[Data items]
* Begin *

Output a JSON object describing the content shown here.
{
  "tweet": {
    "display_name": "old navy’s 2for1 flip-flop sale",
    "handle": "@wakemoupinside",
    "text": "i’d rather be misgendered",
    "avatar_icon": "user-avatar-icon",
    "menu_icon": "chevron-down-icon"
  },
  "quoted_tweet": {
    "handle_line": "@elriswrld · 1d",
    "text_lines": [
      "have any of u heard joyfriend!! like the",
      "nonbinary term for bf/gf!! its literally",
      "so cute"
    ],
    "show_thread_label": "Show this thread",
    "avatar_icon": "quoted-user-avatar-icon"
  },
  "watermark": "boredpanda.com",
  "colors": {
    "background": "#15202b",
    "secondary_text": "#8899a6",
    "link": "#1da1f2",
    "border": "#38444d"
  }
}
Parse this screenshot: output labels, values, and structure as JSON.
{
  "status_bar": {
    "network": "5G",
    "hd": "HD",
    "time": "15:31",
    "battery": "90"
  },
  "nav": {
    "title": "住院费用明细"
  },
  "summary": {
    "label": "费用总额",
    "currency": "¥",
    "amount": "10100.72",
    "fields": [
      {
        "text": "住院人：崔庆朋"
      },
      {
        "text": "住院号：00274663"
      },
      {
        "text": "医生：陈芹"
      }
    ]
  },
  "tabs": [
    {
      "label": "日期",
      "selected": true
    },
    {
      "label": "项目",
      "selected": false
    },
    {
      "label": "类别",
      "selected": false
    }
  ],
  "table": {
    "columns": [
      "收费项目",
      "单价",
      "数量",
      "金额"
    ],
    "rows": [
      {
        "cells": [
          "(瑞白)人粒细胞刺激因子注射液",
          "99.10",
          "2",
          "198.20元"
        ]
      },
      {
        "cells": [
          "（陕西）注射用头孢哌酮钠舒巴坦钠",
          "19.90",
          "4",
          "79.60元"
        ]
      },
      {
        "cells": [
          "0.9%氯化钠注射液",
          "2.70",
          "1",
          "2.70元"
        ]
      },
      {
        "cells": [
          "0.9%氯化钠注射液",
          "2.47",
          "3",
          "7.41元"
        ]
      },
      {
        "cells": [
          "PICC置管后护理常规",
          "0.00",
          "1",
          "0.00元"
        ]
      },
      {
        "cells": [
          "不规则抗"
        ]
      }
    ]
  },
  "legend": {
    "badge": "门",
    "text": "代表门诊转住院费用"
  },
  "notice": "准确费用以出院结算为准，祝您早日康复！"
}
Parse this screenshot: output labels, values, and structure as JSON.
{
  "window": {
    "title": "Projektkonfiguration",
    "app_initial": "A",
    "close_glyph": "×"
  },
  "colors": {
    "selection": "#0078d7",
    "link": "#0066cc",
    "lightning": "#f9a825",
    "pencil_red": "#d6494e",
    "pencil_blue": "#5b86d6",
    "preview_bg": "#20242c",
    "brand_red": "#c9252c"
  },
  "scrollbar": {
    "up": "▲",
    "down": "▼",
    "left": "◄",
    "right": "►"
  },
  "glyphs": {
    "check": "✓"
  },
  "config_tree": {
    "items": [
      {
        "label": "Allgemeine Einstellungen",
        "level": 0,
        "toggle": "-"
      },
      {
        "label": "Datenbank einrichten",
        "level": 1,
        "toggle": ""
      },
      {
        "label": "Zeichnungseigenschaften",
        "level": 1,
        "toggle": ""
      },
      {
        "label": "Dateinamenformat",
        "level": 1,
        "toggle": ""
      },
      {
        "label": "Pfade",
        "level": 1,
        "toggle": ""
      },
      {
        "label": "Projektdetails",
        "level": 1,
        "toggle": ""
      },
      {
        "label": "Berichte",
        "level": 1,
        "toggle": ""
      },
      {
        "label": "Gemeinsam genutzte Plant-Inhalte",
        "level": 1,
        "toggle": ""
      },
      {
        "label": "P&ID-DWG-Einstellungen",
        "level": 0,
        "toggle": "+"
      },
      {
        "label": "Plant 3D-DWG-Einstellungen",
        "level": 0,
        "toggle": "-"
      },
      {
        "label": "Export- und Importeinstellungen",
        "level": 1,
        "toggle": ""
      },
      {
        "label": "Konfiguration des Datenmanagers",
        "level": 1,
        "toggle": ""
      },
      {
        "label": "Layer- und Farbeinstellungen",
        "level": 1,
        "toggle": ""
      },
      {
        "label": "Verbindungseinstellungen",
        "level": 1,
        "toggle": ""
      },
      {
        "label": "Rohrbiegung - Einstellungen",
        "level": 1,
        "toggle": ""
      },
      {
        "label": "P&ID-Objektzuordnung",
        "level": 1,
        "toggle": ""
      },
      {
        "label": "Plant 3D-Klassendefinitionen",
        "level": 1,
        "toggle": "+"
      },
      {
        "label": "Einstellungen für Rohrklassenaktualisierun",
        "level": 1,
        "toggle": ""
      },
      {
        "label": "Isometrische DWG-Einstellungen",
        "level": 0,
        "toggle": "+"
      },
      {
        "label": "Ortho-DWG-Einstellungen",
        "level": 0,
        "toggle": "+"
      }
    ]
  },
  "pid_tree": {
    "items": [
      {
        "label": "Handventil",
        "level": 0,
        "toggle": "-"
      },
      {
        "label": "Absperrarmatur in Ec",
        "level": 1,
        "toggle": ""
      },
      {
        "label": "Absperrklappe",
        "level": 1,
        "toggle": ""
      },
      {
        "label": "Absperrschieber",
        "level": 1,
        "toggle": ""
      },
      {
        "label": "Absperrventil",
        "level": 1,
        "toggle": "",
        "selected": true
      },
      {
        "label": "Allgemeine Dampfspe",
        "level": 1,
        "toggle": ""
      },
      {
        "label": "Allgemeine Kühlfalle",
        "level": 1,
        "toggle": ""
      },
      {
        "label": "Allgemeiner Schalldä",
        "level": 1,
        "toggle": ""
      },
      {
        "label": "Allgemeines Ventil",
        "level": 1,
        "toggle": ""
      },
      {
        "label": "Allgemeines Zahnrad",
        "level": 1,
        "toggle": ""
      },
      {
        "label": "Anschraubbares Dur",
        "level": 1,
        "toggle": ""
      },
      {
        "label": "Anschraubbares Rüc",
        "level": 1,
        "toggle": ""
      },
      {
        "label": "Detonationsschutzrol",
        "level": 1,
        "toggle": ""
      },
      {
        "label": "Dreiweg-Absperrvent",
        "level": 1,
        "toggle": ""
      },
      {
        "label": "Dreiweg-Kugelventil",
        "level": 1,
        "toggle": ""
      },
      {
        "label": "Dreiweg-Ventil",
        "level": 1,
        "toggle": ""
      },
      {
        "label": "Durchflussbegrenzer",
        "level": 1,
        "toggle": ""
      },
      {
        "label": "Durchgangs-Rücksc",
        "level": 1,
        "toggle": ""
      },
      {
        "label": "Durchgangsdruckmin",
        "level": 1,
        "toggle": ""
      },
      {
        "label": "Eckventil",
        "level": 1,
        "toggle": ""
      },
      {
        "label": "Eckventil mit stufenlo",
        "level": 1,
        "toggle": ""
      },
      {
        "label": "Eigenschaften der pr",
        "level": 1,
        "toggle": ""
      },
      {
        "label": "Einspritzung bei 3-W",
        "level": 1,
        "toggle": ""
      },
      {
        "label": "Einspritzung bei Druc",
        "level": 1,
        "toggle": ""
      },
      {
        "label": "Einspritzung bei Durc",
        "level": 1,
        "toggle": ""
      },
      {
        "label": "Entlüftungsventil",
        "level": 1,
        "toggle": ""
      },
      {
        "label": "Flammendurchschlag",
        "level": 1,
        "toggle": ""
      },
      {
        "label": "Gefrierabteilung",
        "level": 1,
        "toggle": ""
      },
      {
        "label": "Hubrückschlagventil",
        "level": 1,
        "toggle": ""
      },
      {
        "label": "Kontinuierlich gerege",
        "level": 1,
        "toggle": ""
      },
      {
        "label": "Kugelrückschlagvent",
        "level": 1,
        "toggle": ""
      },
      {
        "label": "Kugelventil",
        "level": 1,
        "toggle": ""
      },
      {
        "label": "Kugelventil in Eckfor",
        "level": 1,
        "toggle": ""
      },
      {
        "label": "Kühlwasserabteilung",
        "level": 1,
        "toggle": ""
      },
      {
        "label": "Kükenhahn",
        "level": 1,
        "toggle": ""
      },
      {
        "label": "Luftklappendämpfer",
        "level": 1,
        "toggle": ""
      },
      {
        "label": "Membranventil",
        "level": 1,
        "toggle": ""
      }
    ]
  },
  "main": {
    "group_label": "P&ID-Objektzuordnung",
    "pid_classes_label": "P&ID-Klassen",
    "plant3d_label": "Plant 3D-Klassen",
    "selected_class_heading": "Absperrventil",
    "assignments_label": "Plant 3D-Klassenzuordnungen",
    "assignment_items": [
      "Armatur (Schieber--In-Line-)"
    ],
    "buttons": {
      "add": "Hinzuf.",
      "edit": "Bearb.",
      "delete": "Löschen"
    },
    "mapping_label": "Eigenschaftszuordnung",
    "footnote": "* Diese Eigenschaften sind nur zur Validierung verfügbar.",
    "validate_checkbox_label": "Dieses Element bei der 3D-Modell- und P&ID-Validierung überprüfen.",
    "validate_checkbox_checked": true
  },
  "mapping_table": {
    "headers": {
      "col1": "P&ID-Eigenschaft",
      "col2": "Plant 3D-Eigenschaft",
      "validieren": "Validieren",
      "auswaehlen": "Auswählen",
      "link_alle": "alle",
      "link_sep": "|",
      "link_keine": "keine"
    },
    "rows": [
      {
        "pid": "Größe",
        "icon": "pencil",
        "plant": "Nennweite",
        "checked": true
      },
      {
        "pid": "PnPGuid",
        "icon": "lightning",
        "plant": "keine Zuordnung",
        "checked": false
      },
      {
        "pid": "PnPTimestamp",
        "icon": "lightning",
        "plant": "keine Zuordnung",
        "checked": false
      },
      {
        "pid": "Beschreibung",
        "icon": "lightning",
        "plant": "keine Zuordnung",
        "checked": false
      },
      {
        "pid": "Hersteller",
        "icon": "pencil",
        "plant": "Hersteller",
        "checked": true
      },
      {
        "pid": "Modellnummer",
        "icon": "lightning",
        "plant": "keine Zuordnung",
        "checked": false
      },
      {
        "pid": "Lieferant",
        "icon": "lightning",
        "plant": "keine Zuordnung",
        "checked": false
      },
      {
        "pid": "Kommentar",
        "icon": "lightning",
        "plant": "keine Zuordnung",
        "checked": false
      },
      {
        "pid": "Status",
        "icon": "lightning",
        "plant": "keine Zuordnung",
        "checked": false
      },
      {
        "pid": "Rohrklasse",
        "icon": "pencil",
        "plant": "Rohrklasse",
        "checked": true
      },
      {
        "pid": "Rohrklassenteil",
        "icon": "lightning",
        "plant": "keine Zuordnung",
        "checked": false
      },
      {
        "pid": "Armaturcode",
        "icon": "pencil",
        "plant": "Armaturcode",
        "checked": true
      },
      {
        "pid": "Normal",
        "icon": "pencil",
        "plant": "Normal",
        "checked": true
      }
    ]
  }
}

* End *

Request ▸ Among the entries above, how many lines include the word "Absperrventil"? Give the number with no comment.

Finished task ▸ 2